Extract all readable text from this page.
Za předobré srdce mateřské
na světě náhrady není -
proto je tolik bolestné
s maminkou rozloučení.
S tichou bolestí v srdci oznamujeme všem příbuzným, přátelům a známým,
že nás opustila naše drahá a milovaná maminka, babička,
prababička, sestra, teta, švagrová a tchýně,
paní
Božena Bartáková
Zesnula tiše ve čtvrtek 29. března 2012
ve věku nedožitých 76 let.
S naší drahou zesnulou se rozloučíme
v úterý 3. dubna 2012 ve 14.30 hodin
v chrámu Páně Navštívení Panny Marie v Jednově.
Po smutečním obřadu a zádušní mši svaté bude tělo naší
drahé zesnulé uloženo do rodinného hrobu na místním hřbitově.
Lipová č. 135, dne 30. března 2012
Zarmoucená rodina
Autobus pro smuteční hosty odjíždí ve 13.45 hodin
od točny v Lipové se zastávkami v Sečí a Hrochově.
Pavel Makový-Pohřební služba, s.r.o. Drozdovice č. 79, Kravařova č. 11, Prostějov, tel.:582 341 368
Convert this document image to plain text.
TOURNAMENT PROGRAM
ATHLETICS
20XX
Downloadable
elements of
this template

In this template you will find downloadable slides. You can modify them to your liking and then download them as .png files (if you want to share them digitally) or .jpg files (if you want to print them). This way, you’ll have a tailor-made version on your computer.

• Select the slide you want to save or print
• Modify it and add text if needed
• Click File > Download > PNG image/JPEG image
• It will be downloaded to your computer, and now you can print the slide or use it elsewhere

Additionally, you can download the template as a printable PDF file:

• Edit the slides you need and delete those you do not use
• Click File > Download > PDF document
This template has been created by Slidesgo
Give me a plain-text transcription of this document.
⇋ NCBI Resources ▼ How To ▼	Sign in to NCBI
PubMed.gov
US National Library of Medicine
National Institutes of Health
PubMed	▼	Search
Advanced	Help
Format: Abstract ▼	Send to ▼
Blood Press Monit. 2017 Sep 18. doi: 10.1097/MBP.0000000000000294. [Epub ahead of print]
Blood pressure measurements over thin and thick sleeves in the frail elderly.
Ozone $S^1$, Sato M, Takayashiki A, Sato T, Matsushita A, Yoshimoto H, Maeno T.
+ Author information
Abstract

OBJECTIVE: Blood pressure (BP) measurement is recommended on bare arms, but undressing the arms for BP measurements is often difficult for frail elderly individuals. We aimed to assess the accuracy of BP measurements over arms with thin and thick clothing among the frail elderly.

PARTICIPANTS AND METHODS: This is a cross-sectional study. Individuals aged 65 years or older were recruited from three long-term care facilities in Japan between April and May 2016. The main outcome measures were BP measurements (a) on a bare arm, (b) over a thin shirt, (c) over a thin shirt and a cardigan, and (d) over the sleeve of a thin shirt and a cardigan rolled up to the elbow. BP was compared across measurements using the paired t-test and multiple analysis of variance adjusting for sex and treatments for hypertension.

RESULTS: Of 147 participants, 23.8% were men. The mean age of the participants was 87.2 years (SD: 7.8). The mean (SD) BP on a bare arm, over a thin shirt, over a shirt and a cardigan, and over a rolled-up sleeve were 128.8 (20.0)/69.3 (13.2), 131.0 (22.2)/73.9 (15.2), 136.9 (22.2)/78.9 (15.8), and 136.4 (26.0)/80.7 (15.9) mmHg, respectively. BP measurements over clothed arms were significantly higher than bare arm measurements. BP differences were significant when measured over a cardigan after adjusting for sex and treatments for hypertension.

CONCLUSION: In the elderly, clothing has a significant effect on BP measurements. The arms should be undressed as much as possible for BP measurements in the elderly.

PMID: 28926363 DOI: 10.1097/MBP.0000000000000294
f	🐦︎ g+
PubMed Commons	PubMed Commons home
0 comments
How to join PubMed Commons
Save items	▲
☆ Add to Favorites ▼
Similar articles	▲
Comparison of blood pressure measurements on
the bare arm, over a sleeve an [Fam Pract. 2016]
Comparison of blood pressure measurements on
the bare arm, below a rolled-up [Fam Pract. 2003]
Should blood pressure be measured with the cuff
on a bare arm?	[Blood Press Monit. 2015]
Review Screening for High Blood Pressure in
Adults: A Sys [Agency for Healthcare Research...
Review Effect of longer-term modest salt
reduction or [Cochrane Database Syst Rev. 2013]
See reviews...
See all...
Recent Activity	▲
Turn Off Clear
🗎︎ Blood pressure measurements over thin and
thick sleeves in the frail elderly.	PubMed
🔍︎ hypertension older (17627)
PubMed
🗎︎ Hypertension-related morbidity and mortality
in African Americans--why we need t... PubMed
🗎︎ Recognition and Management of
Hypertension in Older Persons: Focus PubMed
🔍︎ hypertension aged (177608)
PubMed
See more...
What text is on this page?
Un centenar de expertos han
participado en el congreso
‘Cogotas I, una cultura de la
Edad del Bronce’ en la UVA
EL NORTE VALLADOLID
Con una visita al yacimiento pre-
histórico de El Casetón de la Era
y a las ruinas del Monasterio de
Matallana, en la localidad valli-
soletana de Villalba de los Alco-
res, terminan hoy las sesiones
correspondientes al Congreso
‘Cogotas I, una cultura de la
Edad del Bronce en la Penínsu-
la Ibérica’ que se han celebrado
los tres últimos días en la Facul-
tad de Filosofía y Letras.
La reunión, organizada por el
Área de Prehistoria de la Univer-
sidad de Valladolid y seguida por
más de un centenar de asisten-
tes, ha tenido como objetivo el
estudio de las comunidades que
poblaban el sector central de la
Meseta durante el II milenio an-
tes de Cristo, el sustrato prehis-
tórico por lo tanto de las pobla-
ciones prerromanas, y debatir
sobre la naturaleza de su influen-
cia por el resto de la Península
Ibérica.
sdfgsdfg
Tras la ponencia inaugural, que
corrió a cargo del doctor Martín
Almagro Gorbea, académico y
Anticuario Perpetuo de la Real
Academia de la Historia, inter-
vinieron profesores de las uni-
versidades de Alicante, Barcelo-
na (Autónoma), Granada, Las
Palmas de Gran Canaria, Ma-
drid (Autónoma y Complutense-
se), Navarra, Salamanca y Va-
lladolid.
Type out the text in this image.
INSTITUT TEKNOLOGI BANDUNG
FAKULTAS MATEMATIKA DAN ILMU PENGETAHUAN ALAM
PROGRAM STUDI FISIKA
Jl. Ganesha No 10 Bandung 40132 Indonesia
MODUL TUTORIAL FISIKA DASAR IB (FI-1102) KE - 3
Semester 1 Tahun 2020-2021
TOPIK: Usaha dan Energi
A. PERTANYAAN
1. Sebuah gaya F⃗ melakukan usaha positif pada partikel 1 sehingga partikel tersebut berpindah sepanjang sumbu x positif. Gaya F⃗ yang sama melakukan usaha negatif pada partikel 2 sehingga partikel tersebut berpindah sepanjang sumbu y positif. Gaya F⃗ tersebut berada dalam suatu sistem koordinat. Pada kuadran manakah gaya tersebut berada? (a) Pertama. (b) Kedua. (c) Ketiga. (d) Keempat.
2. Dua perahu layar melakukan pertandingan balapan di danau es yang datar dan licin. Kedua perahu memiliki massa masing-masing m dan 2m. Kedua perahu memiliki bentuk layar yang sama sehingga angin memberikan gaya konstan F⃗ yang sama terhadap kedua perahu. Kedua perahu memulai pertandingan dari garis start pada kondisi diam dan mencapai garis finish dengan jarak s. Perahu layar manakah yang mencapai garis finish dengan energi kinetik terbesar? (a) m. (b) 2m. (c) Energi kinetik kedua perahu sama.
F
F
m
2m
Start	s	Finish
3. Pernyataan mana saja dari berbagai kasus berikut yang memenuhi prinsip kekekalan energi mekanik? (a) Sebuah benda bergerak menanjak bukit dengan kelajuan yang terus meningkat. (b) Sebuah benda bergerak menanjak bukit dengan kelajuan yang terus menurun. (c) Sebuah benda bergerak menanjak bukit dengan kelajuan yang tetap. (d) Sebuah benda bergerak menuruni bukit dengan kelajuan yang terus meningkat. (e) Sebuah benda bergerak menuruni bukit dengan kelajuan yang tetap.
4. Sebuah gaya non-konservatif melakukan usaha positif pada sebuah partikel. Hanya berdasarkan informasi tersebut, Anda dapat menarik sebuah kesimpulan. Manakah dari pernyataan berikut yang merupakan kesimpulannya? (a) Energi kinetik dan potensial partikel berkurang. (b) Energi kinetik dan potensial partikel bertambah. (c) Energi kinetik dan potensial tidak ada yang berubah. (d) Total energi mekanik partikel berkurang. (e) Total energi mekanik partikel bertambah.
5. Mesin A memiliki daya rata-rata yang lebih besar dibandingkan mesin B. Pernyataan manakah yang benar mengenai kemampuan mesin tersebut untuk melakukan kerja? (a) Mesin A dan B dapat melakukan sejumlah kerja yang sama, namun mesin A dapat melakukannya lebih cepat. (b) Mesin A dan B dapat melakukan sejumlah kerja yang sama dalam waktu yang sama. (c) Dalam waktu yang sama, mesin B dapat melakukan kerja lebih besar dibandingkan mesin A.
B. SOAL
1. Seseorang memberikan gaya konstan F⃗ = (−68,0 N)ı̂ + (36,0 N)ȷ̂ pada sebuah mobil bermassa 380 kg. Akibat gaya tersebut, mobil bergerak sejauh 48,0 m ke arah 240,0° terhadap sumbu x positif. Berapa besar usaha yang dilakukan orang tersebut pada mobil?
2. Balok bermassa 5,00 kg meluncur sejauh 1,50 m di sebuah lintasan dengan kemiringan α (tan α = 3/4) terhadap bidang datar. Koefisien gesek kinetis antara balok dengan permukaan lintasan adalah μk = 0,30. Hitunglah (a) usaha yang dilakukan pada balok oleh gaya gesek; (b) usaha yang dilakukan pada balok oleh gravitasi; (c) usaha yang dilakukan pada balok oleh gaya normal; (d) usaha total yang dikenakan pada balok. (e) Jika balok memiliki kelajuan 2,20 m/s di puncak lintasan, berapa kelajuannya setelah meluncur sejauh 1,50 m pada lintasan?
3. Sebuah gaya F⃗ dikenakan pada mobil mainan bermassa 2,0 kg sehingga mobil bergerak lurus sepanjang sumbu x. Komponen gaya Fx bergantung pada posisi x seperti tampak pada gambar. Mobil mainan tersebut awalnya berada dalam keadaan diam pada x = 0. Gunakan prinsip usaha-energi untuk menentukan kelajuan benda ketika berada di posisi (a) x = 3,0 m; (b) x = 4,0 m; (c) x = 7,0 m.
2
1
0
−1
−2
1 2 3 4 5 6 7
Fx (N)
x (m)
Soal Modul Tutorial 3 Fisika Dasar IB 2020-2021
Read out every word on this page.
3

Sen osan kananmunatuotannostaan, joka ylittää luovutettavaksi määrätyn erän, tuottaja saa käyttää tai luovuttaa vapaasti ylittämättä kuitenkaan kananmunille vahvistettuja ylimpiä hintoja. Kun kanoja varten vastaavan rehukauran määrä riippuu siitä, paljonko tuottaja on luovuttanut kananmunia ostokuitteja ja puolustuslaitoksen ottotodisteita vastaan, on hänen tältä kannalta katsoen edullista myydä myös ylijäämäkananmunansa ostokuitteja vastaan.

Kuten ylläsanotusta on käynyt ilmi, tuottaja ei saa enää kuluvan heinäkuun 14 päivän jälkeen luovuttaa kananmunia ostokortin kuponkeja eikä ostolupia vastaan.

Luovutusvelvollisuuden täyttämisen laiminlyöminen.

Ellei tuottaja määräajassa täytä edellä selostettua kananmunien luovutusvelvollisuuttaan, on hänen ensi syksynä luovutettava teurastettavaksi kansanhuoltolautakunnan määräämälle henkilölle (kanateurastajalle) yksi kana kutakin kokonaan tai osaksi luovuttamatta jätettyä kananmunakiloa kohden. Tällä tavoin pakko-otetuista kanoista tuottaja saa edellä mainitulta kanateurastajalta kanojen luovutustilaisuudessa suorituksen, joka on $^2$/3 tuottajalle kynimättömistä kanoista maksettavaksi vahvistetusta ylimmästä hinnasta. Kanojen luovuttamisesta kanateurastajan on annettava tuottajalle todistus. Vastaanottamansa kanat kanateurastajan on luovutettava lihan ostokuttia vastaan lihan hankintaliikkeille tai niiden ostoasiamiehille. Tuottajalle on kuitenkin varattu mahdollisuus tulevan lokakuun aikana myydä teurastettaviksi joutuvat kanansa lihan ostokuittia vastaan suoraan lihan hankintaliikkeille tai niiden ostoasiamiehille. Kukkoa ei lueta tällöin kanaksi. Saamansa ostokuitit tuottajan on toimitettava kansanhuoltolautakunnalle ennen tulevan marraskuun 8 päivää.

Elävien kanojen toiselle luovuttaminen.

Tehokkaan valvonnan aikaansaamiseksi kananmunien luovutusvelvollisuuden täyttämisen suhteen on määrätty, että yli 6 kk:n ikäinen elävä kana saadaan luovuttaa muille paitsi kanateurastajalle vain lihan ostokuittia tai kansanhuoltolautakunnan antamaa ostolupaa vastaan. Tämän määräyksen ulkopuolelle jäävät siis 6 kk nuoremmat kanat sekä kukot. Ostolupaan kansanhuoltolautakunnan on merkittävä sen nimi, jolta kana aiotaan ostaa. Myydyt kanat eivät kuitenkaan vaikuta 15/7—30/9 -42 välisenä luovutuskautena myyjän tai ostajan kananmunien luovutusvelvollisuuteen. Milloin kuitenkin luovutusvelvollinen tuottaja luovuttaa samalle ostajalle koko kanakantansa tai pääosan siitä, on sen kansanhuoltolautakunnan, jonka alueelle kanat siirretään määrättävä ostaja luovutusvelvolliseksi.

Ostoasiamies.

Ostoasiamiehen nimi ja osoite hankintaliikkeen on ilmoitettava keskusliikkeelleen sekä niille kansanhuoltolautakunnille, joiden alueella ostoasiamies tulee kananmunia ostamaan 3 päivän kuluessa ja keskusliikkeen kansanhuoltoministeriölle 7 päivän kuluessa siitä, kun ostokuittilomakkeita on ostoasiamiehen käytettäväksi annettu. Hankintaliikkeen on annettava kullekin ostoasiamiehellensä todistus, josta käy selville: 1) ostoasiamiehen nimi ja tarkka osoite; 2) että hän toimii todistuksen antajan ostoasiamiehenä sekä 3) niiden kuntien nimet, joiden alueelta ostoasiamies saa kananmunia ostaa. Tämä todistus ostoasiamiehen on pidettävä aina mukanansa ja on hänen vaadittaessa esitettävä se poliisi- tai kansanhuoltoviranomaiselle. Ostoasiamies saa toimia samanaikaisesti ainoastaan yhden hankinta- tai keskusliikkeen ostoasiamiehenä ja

• [TASK TO COMPLETE]:
Copy out each line of the entries that holds "Click".

• [EXERCISE RESPONSE]:
• Click File > Download > PNG image/JPEG image
• Click File > Download > PDF document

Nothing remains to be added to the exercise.